● TO BE DONE
The records that follow are to be repeated without alteration.

==== RAW DATA

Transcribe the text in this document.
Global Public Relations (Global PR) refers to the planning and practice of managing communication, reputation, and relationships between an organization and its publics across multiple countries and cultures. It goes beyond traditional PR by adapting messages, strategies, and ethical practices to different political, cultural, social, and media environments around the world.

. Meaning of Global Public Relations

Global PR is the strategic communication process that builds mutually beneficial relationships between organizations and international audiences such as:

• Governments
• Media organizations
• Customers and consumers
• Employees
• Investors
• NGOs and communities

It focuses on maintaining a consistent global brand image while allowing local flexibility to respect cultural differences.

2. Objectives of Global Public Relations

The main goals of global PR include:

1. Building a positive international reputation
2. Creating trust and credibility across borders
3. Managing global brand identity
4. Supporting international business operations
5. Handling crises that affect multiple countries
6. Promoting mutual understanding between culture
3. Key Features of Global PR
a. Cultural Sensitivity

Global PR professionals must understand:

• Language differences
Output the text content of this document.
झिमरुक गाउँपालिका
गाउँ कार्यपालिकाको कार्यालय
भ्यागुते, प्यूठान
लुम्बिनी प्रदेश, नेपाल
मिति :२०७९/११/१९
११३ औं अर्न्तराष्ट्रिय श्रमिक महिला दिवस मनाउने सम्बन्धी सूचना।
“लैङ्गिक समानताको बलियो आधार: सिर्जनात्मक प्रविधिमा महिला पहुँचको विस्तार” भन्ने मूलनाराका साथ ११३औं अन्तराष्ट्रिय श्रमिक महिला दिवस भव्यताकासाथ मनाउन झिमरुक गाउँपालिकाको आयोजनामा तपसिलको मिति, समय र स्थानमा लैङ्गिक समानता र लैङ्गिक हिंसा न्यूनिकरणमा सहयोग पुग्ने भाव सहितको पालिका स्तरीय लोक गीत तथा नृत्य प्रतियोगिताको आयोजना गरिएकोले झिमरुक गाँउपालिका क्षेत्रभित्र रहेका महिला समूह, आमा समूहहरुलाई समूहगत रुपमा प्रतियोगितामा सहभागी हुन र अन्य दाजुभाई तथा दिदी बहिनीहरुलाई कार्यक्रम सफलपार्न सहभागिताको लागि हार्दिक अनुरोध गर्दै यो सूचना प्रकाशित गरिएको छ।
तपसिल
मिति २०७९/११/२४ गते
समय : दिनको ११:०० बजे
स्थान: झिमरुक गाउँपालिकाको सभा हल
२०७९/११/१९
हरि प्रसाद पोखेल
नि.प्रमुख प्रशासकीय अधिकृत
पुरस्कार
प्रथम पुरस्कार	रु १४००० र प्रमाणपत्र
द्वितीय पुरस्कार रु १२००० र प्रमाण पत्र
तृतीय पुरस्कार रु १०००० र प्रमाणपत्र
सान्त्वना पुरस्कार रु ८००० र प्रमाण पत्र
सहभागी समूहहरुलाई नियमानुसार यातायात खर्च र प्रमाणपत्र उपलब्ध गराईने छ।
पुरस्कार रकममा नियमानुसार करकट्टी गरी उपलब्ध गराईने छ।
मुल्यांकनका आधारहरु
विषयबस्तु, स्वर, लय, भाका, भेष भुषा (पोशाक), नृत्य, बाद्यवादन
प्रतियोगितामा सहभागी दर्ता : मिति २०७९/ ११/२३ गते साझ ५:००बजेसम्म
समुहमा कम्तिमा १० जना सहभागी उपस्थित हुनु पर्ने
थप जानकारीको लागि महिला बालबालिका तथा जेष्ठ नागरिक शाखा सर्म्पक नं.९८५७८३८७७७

========

● SOLVED PROBLEM
Transcribe the text in this document.
Global Public Relations (Global PR) refers to the planning and practice of managing communication, reputation, and relationships between an organization and its publics across multiple countries and cultures. It goes beyond traditional PR by adapting messages, strategies, and ethical practices to different political, cultural, social, and media environments around the world.

. Meaning of Global Public Relations

Global PR is the strategic communication process that builds mutually beneficial relationships between organizations and international audiences such as:

• Governments
• Media organizations
• Customers and consumers
• Employees
• Investors
• NGOs and communities

It focuses on maintaining a consistent global brand image while allowing local flexibility to respect cultural differences.

2. Objectives of Global Public Relations

The main goals of global PR include:

1. Building a positive international reputation
2. Creating trust and credibility across borders
3. Managing global brand identity
4. Supporting international business operations
5. Handling crises that affect multiple countries
6. Promoting mutual understanding between culture
3. Key Features of Global PR
a. Cultural Sensitivity

Global PR professionals must understand:

• Language differences
Output the text content of this document.
झिमरुक गाउँपालिका
गाउँ कार्यपालिकाको कार्यालय
भ्यागुते, प्यूठान
लुम्बिनी प्रदेश, नेपाल
मिति :२०७९/११/१९
११३ औं अर्न्तराष्ट्रिय श्रमिक महिला दिवस मनाउने सम्बन्धी सूचना।
“लैङ्गिक समानताको बलियो आधार: सिर्जनात्मक प्रविधिमा महिला पहुँचको विस्तार” भन्ने मूलनाराका साथ ११३औं अन्तराष्ट्रिय श्रमिक महिला दिवस भव्यताकासाथ मनाउन झिमरुक गाउँपालिकाको आयोजनामा तपसिलको मिति, समय र स्थानमा लैङ्गिक समानता र लैङ्गिक हिंसा न्यूनिकरणमा सहयोग पुग्ने भाव सहितको पालिका स्तरीय लोक गीत तथा नृत्य प्रतियोगिताको आयोजना गरिएकोले झिमरुक गाँउपालिका क्षेत्रभित्र रहेका महिला समूह, आमा समूहहरुलाई समूहगत रुपमा प्रतियोगितामा सहभागी हुन र अन्य दाजुभाई तथा दिदी बहिनीहरुलाई कार्यक्रम सफलपार्न सहभागिताको लागि हार्दिक अनुरोध गर्दै यो सूचना प्रकाशित गरिएको छ।
तपसिल
मिति २०७९/११/२४ गते
समय : दिनको ११:०० बजे
स्थान: झिमरुक गाउँपालिकाको सभा हल
२०७९/११/१९
हरि प्रसाद पोखेल
नि.प्रमुख प्रशासकीय अधिकृत
पुरस्कार
प्रथम पुरस्कार	रु १४००० र प्रमाणपत्र
द्वितीय पुरस्कार रु १२००० र प्रमाण पत्र
तृतीय पुरस्कार रु १०००० र प्रमाणपत्र
सान्त्वना पुरस्कार रु ८००० र प्रमाण पत्र
सहभागी समूहहरुलाई नियमानुसार यातायात खर्च र प्रमाणपत्र उपलब्ध गराईने छ।
पुरस्कार रकममा नियमानुसार करकट्टी गरी उपलब्ध गराईने छ।
मुल्यांकनका आधारहरु
विषयबस्तु, स्वर, लय, भाका, भेष भुषा (पोशाक), नृत्य, बाद्यवादन
प्रतियोगितामा सहभागी दर्ता : मिति २०७९/ ११/२३ गते साझ ५:००बजेसम्म
समुहमा कम्तिमा १० जना सहभागी उपस्थित हुनु पर्ने
थप जानकारीको लागि महिला बालबालिका तथा जेष्ठ नागरिक शाखा सर्म्पक नं.९८५७८३८७७७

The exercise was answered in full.